[Data entries]
◆ ◆ ◆ ◆ ◆

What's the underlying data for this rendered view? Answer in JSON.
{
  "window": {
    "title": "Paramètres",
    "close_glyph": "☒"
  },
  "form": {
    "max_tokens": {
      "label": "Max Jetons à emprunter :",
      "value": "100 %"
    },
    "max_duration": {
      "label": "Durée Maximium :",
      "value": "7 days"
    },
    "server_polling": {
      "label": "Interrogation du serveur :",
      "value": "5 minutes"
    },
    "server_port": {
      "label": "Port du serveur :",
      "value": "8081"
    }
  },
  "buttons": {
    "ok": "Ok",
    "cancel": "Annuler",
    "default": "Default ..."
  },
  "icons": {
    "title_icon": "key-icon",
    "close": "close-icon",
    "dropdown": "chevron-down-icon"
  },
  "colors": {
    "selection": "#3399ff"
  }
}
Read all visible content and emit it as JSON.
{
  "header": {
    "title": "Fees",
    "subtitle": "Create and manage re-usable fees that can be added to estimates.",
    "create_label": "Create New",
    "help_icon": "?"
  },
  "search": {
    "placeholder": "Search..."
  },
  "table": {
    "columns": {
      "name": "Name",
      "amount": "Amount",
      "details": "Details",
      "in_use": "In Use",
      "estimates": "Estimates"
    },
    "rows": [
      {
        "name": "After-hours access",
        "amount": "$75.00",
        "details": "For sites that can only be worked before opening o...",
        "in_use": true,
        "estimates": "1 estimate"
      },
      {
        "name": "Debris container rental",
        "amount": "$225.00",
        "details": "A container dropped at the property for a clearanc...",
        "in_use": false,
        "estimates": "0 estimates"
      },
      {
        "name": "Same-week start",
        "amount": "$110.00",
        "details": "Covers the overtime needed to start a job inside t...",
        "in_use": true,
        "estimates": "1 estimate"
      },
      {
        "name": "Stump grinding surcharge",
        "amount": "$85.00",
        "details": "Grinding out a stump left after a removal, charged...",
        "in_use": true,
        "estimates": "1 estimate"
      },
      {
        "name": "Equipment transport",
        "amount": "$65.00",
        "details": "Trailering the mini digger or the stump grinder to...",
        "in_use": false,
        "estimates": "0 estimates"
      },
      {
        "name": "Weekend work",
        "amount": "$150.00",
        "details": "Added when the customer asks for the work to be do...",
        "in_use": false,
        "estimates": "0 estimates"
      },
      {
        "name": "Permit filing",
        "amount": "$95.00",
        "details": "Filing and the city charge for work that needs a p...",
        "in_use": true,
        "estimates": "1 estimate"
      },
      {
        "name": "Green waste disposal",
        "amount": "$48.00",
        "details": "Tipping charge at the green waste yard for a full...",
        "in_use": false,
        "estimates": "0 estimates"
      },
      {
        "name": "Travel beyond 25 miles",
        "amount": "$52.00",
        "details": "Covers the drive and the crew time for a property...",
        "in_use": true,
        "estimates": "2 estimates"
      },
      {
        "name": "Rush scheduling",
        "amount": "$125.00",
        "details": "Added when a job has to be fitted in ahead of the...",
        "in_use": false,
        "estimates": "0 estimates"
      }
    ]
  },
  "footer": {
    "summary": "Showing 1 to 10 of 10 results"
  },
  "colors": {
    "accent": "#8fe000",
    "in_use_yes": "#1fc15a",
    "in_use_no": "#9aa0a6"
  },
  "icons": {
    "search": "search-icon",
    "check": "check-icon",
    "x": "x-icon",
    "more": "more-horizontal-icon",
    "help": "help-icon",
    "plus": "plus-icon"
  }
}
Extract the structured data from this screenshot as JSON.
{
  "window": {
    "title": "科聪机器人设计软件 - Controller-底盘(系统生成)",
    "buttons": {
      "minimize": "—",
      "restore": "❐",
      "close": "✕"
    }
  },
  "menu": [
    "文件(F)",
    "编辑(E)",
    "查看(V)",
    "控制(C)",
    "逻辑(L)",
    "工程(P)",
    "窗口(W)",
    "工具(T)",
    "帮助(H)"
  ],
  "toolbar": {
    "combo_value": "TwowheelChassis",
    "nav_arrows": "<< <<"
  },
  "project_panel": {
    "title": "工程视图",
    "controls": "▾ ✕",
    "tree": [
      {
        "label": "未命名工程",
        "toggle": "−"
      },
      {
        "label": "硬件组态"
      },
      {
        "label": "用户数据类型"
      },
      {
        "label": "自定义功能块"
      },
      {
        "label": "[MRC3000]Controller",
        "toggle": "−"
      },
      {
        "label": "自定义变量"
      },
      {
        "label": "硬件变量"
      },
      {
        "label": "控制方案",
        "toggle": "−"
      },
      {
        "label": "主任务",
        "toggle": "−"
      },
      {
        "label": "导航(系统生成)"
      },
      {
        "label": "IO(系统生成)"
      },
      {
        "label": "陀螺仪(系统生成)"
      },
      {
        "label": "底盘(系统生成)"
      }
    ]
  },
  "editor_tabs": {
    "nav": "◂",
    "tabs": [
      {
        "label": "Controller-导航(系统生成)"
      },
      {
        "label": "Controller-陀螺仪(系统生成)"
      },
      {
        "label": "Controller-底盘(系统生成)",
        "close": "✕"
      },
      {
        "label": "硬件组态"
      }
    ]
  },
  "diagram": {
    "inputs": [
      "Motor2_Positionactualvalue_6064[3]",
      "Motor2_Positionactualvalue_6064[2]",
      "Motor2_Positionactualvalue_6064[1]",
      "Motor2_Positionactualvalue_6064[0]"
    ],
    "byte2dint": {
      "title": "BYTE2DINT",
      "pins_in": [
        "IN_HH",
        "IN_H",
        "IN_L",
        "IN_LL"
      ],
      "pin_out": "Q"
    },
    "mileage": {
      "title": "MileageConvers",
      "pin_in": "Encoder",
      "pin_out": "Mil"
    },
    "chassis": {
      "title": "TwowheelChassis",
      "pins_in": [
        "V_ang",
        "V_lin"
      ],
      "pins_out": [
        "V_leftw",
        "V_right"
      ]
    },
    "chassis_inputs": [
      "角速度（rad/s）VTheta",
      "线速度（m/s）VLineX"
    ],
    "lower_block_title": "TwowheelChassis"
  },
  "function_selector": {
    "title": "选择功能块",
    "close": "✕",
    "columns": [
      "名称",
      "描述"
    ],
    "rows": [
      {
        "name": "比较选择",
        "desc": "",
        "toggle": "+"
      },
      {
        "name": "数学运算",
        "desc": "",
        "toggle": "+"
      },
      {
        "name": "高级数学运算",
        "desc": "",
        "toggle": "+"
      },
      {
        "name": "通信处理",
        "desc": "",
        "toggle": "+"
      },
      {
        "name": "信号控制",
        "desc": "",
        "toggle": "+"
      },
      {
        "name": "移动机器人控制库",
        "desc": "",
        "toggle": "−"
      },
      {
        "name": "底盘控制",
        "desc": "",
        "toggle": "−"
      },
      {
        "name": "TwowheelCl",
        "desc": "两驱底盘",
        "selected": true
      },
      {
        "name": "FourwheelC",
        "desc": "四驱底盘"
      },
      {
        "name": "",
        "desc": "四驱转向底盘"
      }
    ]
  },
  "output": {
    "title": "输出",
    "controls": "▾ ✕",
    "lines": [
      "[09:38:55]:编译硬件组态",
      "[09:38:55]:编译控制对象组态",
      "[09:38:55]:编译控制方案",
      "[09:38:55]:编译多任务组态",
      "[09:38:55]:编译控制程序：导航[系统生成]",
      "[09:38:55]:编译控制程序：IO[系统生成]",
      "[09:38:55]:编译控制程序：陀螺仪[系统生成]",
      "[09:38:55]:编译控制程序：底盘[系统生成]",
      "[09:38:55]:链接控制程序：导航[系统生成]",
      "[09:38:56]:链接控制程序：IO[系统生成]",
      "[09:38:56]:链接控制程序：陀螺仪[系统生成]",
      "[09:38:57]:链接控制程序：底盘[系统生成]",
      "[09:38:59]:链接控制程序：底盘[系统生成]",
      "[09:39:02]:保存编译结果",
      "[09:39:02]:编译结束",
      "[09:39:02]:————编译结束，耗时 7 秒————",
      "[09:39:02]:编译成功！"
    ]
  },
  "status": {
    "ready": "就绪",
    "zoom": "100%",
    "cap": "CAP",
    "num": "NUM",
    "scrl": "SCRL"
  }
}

◆ ◆ ◆ ◆ ◆

▸ **Required task**
Your answer should be a single number: the count of lines containing the word "Create".

▸ **Solved problem**
2